▶ **Problem details**: Copy out each line below that has the word "rights" in it.

─── Data for this task ───

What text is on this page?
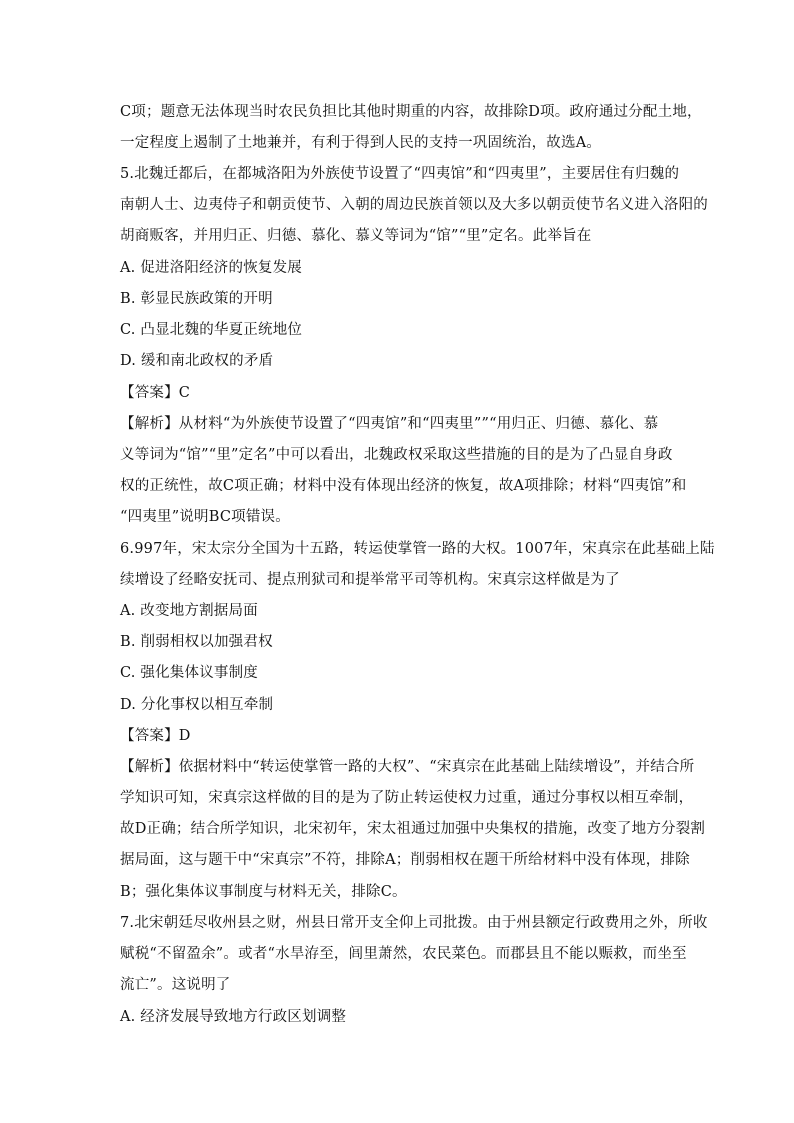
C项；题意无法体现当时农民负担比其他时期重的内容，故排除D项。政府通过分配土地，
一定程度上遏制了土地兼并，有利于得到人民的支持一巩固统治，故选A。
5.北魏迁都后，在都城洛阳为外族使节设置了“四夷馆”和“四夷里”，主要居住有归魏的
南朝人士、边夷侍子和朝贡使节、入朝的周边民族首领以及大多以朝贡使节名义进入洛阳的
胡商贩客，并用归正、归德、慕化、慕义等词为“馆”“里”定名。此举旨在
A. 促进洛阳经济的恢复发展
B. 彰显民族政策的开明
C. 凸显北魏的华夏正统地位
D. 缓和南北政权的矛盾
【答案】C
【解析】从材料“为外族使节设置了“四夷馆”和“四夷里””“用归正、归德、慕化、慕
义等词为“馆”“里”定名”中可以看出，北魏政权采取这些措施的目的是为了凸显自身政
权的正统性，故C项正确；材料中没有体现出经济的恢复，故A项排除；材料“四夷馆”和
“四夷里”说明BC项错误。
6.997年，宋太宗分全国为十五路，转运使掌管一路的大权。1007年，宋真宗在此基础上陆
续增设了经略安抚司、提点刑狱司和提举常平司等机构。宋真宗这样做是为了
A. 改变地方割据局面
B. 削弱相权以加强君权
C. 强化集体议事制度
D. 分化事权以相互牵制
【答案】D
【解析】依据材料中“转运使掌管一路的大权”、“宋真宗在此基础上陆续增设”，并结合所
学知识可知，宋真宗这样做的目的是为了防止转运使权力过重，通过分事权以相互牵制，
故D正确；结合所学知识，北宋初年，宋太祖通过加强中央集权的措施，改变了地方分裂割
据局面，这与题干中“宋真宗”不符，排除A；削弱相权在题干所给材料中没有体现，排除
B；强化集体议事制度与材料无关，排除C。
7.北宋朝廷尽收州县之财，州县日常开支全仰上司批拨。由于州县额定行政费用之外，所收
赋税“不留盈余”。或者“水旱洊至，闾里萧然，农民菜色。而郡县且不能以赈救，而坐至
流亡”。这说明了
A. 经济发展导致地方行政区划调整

───
─── Data for this task ───

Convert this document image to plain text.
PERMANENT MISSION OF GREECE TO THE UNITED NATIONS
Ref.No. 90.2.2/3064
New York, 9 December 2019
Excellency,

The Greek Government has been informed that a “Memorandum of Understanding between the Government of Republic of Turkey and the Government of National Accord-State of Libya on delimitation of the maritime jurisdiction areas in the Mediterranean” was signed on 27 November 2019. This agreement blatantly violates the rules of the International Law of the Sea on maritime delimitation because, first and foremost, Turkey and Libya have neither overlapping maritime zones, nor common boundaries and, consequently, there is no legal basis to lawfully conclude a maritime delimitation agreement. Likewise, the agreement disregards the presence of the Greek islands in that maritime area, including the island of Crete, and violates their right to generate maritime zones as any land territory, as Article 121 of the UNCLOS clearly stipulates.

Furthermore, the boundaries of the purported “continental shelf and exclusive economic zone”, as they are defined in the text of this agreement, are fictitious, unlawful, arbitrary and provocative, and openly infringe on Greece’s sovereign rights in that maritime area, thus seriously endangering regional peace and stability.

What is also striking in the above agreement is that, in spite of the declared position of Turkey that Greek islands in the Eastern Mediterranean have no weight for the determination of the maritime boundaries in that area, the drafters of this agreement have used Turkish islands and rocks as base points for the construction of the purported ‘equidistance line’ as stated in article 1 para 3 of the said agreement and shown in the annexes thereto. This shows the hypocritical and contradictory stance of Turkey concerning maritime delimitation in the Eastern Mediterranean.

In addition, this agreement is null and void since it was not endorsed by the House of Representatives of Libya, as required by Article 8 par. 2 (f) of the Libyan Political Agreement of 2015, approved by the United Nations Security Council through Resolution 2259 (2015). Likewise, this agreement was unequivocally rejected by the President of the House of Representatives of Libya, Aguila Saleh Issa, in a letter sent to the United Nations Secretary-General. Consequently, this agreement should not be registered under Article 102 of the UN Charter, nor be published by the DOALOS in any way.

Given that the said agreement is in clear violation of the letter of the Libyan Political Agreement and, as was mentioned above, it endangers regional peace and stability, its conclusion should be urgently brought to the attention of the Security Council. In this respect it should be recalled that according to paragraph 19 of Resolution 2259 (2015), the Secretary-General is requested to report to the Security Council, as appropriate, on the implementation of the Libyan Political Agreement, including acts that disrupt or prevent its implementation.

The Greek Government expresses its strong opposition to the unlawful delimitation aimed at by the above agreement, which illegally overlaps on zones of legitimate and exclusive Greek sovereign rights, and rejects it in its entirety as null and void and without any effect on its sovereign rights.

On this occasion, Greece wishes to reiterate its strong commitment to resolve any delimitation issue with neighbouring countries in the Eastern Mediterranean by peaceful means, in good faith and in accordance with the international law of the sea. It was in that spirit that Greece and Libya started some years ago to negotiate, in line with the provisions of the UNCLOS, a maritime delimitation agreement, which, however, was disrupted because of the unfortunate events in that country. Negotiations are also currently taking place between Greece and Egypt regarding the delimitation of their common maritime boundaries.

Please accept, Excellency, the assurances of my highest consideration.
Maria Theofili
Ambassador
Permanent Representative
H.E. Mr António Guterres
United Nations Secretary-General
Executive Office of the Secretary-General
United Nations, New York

───

▶ **Expected output**:
Furthermore, the boundaries of the purported “continental shelf and exclusive economic zone”, as they are defined in the text of this agreement, are fictitious, unlawful, arbitrary and provocative, and openly infringe on Greece’s sovereign rights in that maritime area, thus seriously endangering regional peace and stability.
The Greek Government expresses its strong opposition to the unlawful delimitation aimed at by the above agreement, which illegally overlaps on zones of legitimate and exclusive Greek sovereign rights, and rejects it in its entirety as null and void and without any effect on its sovereign rights.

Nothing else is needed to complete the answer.